▶ [Problem description]:
Select each line where the word "name" appears.

------------

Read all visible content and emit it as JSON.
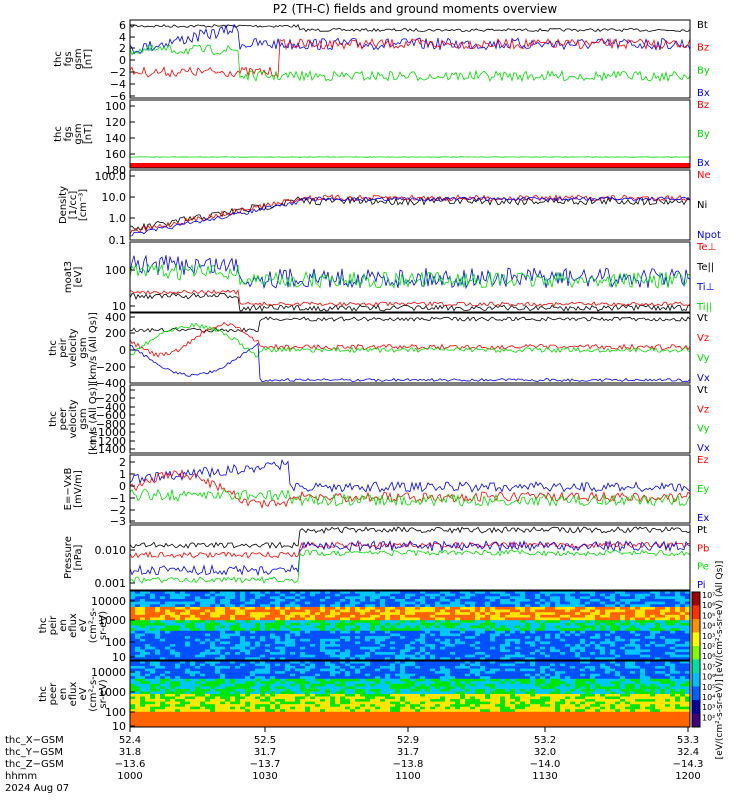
{
  "title": "P2 (TH-C) fields and ground moments overview",
  "colors": {
    "black": "#000000",
    "red": "#ff0000",
    "green": "#00dd00",
    "blue": "#0000ff"
  },
  "chart_data": [
    {
      "type": "line",
      "id": "fgs",
      "ylabel_lines": [
        "thc",
        "fgs",
        "gsm",
        "[nT]"
      ],
      "yticks": [
        "6",
        "4",
        "2",
        "0",
        "−2",
        "−4",
        "−6"
      ],
      "ylim": [
        -7,
        7
      ],
      "legend": [
        {
          "label": "Bt",
          "color": "black"
        },
        {
          "label": "Bz",
          "color": "red"
        },
        {
          "label": "By",
          "color": "green"
        },
        {
          "label": "Bx",
          "color": "blue"
        }
      ]
    },
    {
      "type": "line",
      "id": "fgs_mag",
      "ylabel_lines": [
        "thc",
        "fgs",
        "gsm",
        "[nT]"
      ],
      "yticks": [
        "100",
        "120",
        "140",
        "160",
        "180"
      ],
      "ylim": [
        90,
        190
      ],
      "legend": [
        {
          "label": "Bz",
          "color": "red"
        },
        {
          "label": "By",
          "color": "green"
        },
        {
          "label": "Bx",
          "color": "blue"
        }
      ]
    },
    {
      "type": "line",
      "id": "density",
      "ylabel_lines": [
        "Density",
        "[1/cc]",
        "[cm⁻³]"
      ],
      "yticks": [
        "100.0",
        "10.0",
        "1.0",
        "0.1"
      ],
      "scale": "log",
      "legend": [
        {
          "label": "Ne",
          "color": "red"
        },
        {
          "label": "Ni",
          "color": "black"
        },
        {
          "label": "Npot",
          "color": "blue"
        }
      ]
    },
    {
      "type": "line",
      "id": "temp",
      "ylabel_lines": [
        "moat3",
        "[eV]"
      ],
      "yticks": [
        "100",
        "10"
      ],
      "scale": "log",
      "legend": [
        {
          "label": "Te⊥",
          "color": "red"
        },
        {
          "label": "Te||",
          "color": "black"
        },
        {
          "label": "Ti⊥",
          "color": "blue"
        },
        {
          "label": "Ti||",
          "color": "green"
        }
      ]
    },
    {
      "type": "line",
      "id": "velocity",
      "ylabel_lines": [
        "thc",
        "peir",
        "velocity",
        "gsm",
        "[km/s (All Qs)]"
      ],
      "yticks": [
        "400",
        "200",
        "0",
        "−200",
        "−400"
      ],
      "ylim": [
        -450,
        450
      ],
      "legend": [
        {
          "label": "Vt",
          "color": "black"
        },
        {
          "label": "Vz",
          "color": "red"
        },
        {
          "label": "Vy",
          "color": "green"
        },
        {
          "label": "Vx",
          "color": "blue"
        }
      ]
    },
    {
      "type": "line",
      "id": "velocity2",
      "ylabel_lines": [
        "thc",
        "peer",
        "velocity",
        "gsm",
        "[km/s (All Qs)]"
      ],
      "yticks": [
        "0",
        "−200",
        "−400",
        "−600",
        "−800",
        "−1000",
        "−1200",
        "−1400"
      ],
      "ylim": [
        -1450,
        50
      ],
      "legend": [
        {
          "label": "Vt",
          "color": "black"
        },
        {
          "label": "Vz",
          "color": "red"
        },
        {
          "label": "Vy",
          "color": "green"
        },
        {
          "label": "Vx",
          "color": "blue"
        }
      ]
    },
    {
      "type": "line",
      "id": "efield",
      "ylabel_lines": [
        "E=−VxB",
        "[mV/m]"
      ],
      "yticks": [
        "2",
        "1",
        "0",
        "−1",
        "−2",
        "−3"
      ],
      "ylim": [
        -3.3,
        2.6
      ],
      "legend": [
        {
          "label": "Ez",
          "color": "red"
        },
        {
          "label": "Ey",
          "color": "green"
        },
        {
          "label": "Ex",
          "color": "blue"
        }
      ]
    },
    {
      "type": "line",
      "id": "pressure",
      "ylabel_lines": [
        "Pressure",
        "[nPa]"
      ],
      "yticks": [
        "0.010",
        "0.001"
      ],
      "scale": "log",
      "legend": [
        {
          "label": "Pt",
          "color": "black"
        },
        {
          "label": "Pb",
          "color": "red"
        },
        {
          "label": "Pe",
          "color": "green"
        },
        {
          "label": "Pi",
          "color": "blue"
        }
      ]
    },
    {
      "type": "heatmap",
      "id": "peir_spec",
      "ylabel_lines": [
        "thc",
        "peir",
        "en",
        "eflux",
        "eV",
        "(cm²-s-",
        "sr-eV)"
      ],
      "yticks": [
        "10000",
        "1000",
        "100",
        "10"
      ],
      "scale": "log"
    },
    {
      "type": "heatmap",
      "id": "peer_spec",
      "ylabel_lines": [
        "thc",
        "peer",
        "en",
        "eflux",
        "eV",
        "(cm²-s-",
        "sr-eV)"
      ],
      "yticks": [
        "10000",
        "1000",
        "100",
        "10"
      ],
      "scale": "log"
    }
  ],
  "colorbar": {
    "labels": [
      "10⁷",
      "10⁶",
      "10⁵",
      "10⁴",
      "10³",
      "10²",
      "10⁸",
      "10⁷",
      "10⁶",
      "10⁵",
      "10⁴",
      "10³",
      "10²"
    ],
    "title": "[eV/(cm²-s-sr-eV)] [eV/(cm²-s-sr-eV) (All Qs)]"
  },
  "xaxis": {
    "row_labels": [
      "thc_X−GSM",
      "thc_Y−GSM",
      "thc_Z−GSM",
      "hhmm",
      "2024 Aug 07"
    ],
    "ticks": [
      {
        "x": "52.4",
        "y": "31.8",
        "z": "−13.6",
        "t": "1000"
      },
      {
        "x": "52.5",
        "y": "31.7",
        "z": "−13.7",
        "t": "1030"
      },
      {
        "x": "52.9",
        "y": "31.7",
        "z": "−13.8",
        "t": "1100"
      },
      {
        "x": "53.2",
        "y": "32.0",
        "z": "−14.0",
        "t": "1130"
      },
      {
        "x": "53.3",
        "y": "32.4",
        "z": "−14.3",
        "t": "1200"
      }
    ]
  }
}
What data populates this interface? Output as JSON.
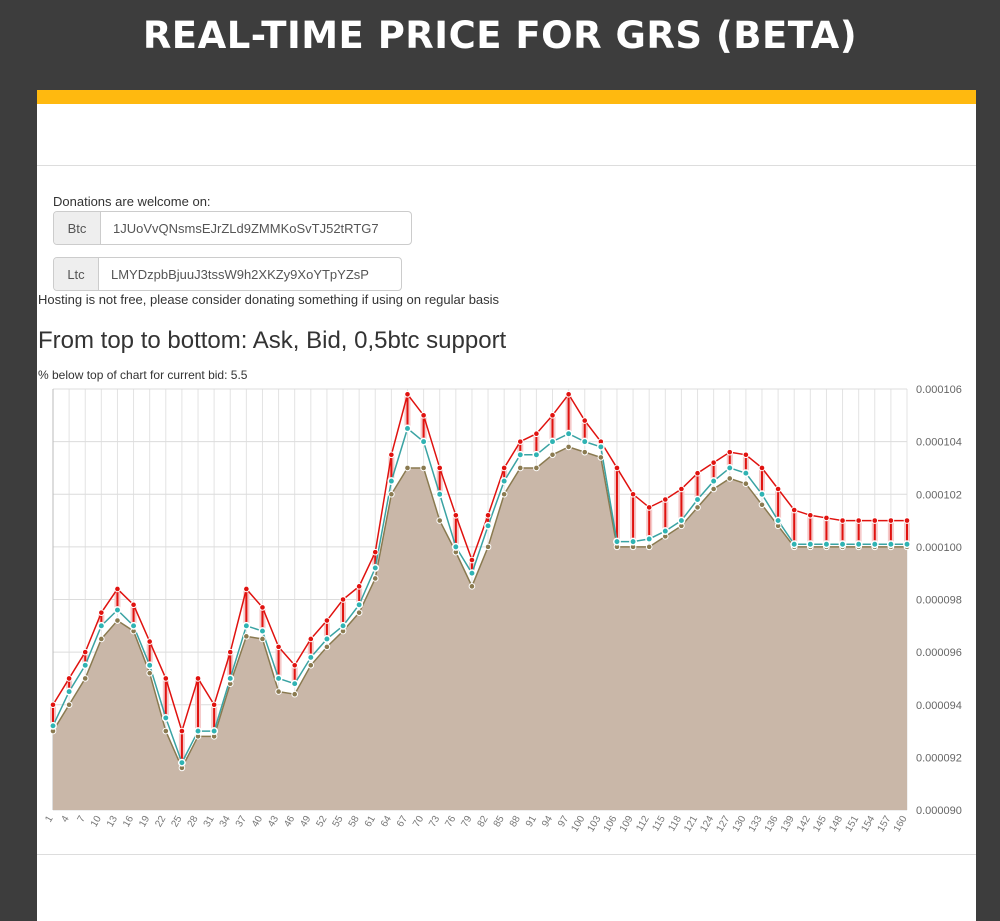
{
  "page": {
    "title": "REAL-TIME PRICE FOR GRS (BETA)"
  },
  "colors": {
    "background": "#3d3d3d",
    "accent": "#ffb90f",
    "area_fill": "#c9b7a8",
    "ask": "#e0120f",
    "bid": "#3aa3a3",
    "support": "#8a7a50",
    "marker": "#2fb3b3"
  },
  "donations": {
    "label": "Donations are welcome on:",
    "btc_label": "Btc",
    "btc_address": "1JUoVvQNsmsEJrZLd9ZMMKoSvTJ52tRTG7",
    "ltc_label": "Ltc",
    "ltc_address": "LMYDzpbBjuuJ3tssW9h2XKZy9XoYTpYZsP",
    "hosting_note": "Hosting is not free, please consider donating something if using on regular basis"
  },
  "chart_section": {
    "heading": "From top to bottom: Ask, Bid, 0,5btc support",
    "pct_label": "% below top of chart for current bid:",
    "pct_value": "5.5"
  },
  "chart_data": {
    "type": "line",
    "title": "",
    "xlabel": "",
    "ylabel": "",
    "ylim": [
      9e-05,
      0.000106
    ],
    "yticks": [
      "0.000106",
      "0.000104",
      "0.000102",
      "0.000100",
      "0.000098",
      "0.000096",
      "0.000094",
      "0.000092",
      "0.000090"
    ],
    "grid": true,
    "x_range": [
      1,
      160
    ],
    "series": [
      {
        "name": "Ask",
        "x": [
          1,
          4,
          7,
          10,
          13,
          16,
          19,
          22,
          25,
          28,
          31,
          34,
          37,
          40,
          43,
          46,
          49,
          52,
          55,
          58,
          61,
          64,
          67,
          70,
          73,
          76,
          79,
          82,
          85,
          88,
          91,
          94,
          97,
          100,
          103,
          106,
          109,
          112,
          115,
          118,
          121,
          124,
          127,
          130,
          133,
          136,
          139,
          142,
          145,
          148,
          151,
          154,
          157,
          160
        ],
        "values": [
          9.4e-05,
          9.5e-05,
          9.6e-05,
          9.75e-05,
          9.84e-05,
          9.78e-05,
          9.64e-05,
          9.5e-05,
          9.3e-05,
          9.5e-05,
          9.4e-05,
          9.6e-05,
          9.84e-05,
          9.77e-05,
          9.62e-05,
          9.55e-05,
          9.65e-05,
          9.72e-05,
          9.8e-05,
          9.85e-05,
          9.98e-05,
          0.0001035,
          0.0001058,
          0.000105,
          0.000103,
          0.0001012,
          9.95e-05,
          0.0001012,
          0.000103,
          0.000104,
          0.0001043,
          0.000105,
          0.0001058,
          0.0001048,
          0.000104,
          0.000103,
          0.000102,
          0.0001015,
          0.0001018,
          0.0001022,
          0.0001028,
          0.0001032,
          0.0001036,
          0.0001035,
          0.000103,
          0.0001022,
          0.0001014,
          0.0001012,
          0.0001011,
          0.000101,
          0.000101,
          0.000101,
          0.000101,
          0.000101
        ]
      },
      {
        "name": "Bid",
        "x": [
          1,
          4,
          7,
          10,
          13,
          16,
          19,
          22,
          25,
          28,
          31,
          34,
          37,
          40,
          43,
          46,
          49,
          52,
          55,
          58,
          61,
          64,
          67,
          70,
          73,
          76,
          79,
          82,
          85,
          88,
          91,
          94,
          97,
          100,
          103,
          106,
          109,
          112,
          115,
          118,
          121,
          124,
          127,
          130,
          133,
          136,
          139,
          142,
          145,
          148,
          151,
          154,
          157,
          160
        ],
        "values": [
          9.32e-05,
          9.45e-05,
          9.55e-05,
          9.7e-05,
          9.76e-05,
          9.7e-05,
          9.55e-05,
          9.35e-05,
          9.18e-05,
          9.3e-05,
          9.3e-05,
          9.5e-05,
          9.7e-05,
          9.68e-05,
          9.5e-05,
          9.48e-05,
          9.58e-05,
          9.65e-05,
          9.7e-05,
          9.78e-05,
          9.92e-05,
          0.0001025,
          0.0001045,
          0.000104,
          0.000102,
          0.0001,
          9.9e-05,
          0.0001008,
          0.0001025,
          0.0001035,
          0.0001035,
          0.000104,
          0.0001043,
          0.000104,
          0.0001038,
          0.0001002,
          0.0001002,
          0.0001003,
          0.0001006,
          0.000101,
          0.0001018,
          0.0001025,
          0.000103,
          0.0001028,
          0.000102,
          0.000101,
          0.0001001,
          0.0001001,
          0.0001001,
          0.0001001,
          0.0001001,
          0.0001001,
          0.0001001,
          0.0001001
        ]
      },
      {
        "name": "0,5btc support",
        "x": [
          1,
          4,
          7,
          10,
          13,
          16,
          19,
          22,
          25,
          28,
          31,
          34,
          37,
          40,
          43,
          46,
          49,
          52,
          55,
          58,
          61,
          64,
          67,
          70,
          73,
          76,
          79,
          82,
          85,
          88,
          91,
          94,
          97,
          100,
          103,
          106,
          109,
          112,
          115,
          118,
          121,
          124,
          127,
          130,
          133,
          136,
          139,
          142,
          145,
          148,
          151,
          154,
          157,
          160
        ],
        "values": [
          9.3e-05,
          9.4e-05,
          9.5e-05,
          9.65e-05,
          9.72e-05,
          9.68e-05,
          9.52e-05,
          9.3e-05,
          9.16e-05,
          9.28e-05,
          9.28e-05,
          9.48e-05,
          9.66e-05,
          9.65e-05,
          9.45e-05,
          9.44e-05,
          9.55e-05,
          9.62e-05,
          9.68e-05,
          9.75e-05,
          9.88e-05,
          0.000102,
          0.000103,
          0.000103,
          0.000101,
          9.98e-05,
          9.85e-05,
          0.0001,
          0.000102,
          0.000103,
          0.000103,
          0.0001035,
          0.0001038,
          0.0001036,
          0.0001034,
          0.0001,
          0.0001,
          0.0001,
          0.0001004,
          0.0001008,
          0.0001015,
          0.0001022,
          0.0001026,
          0.0001024,
          0.0001016,
          0.0001008,
          0.0001,
          0.0001,
          0.0001,
          0.0001,
          0.0001,
          0.0001,
          0.0001,
          0.0001
        ]
      }
    ]
  }
}
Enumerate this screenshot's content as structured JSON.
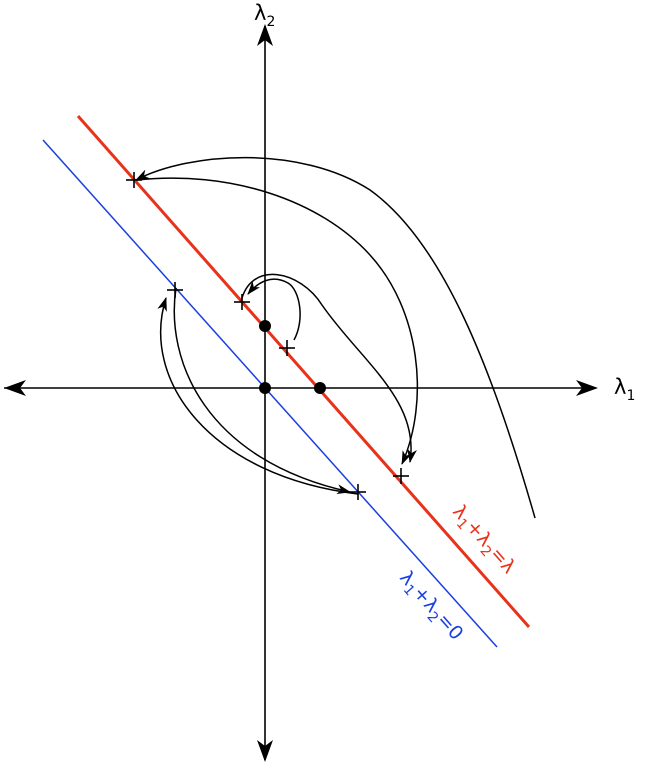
{
  "axes": {
    "x_label": {
      "main": "λ",
      "sub": "1"
    },
    "y_label": {
      "main": "λ",
      "sub": "2"
    }
  },
  "lines": {
    "red": {
      "color": "#e8321a",
      "label": {
        "p1": "λ",
        "s1": "1",
        "op": "+",
        "p2": "λ",
        "s2": "2",
        "rhs": "=λ"
      }
    },
    "blue": {
      "color": "#1a3fe0",
      "label": {
        "p1": "λ",
        "s1": "1",
        "op": "+",
        "p2": "λ",
        "s2": "2",
        "rhs": "=0"
      }
    }
  },
  "colors": {
    "axis": "#000000",
    "flow": "#000000"
  }
}
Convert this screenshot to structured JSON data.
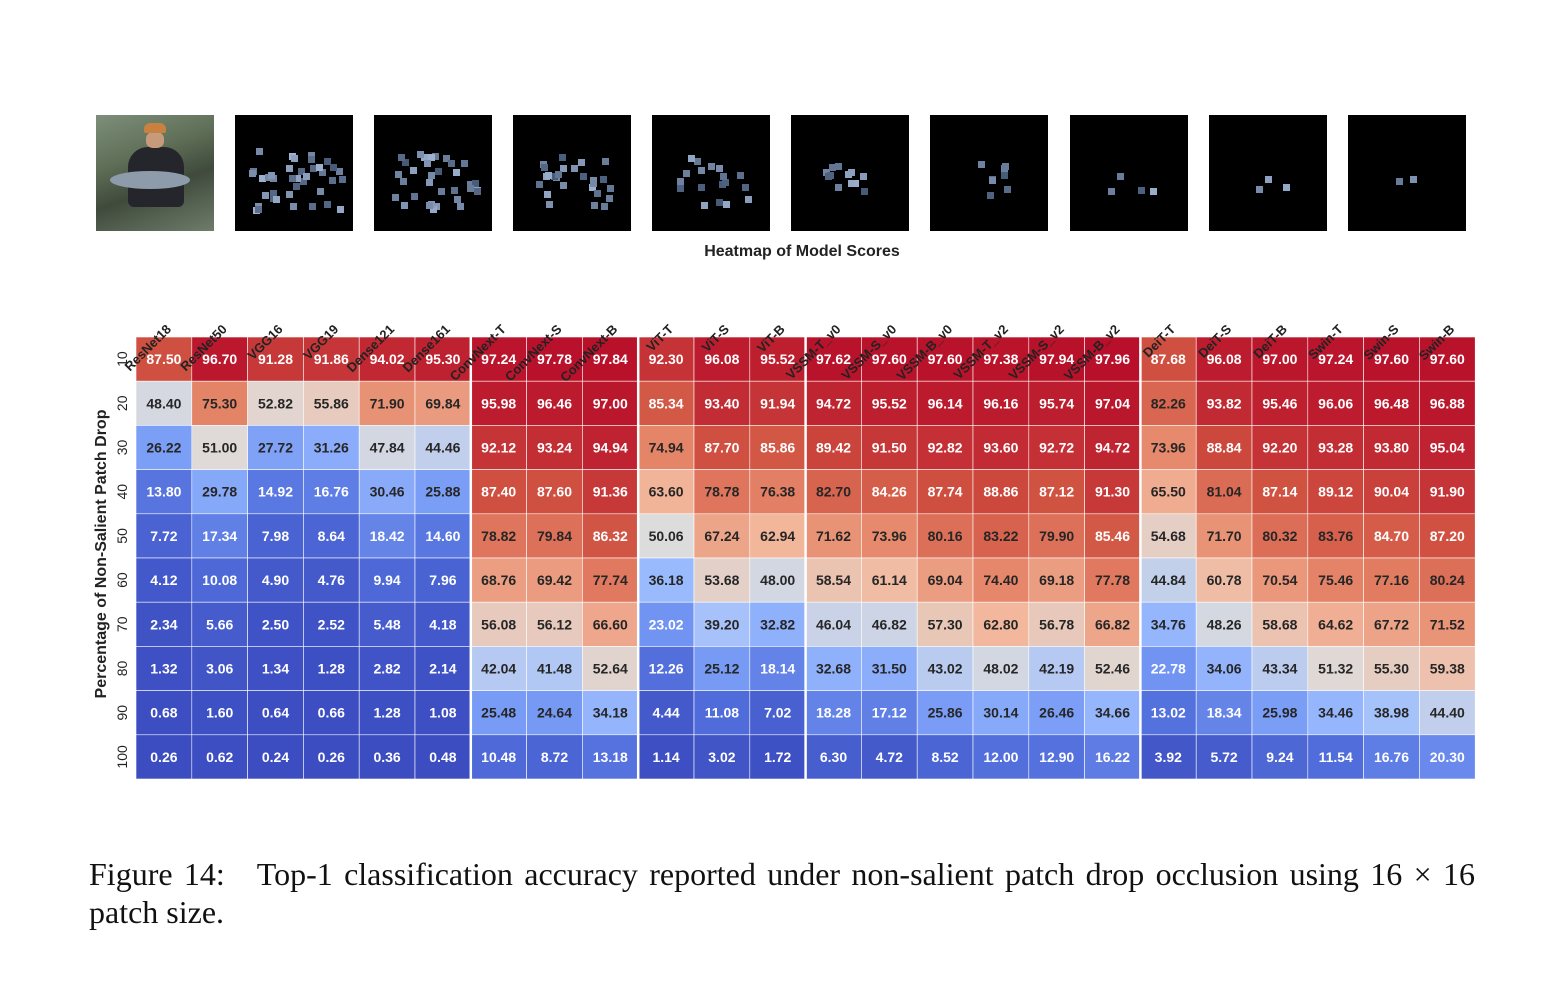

------------

▶ [Answer for the task]:
        "name": "Ask",
        "name": "Bid",
        "name": "0,5btc support",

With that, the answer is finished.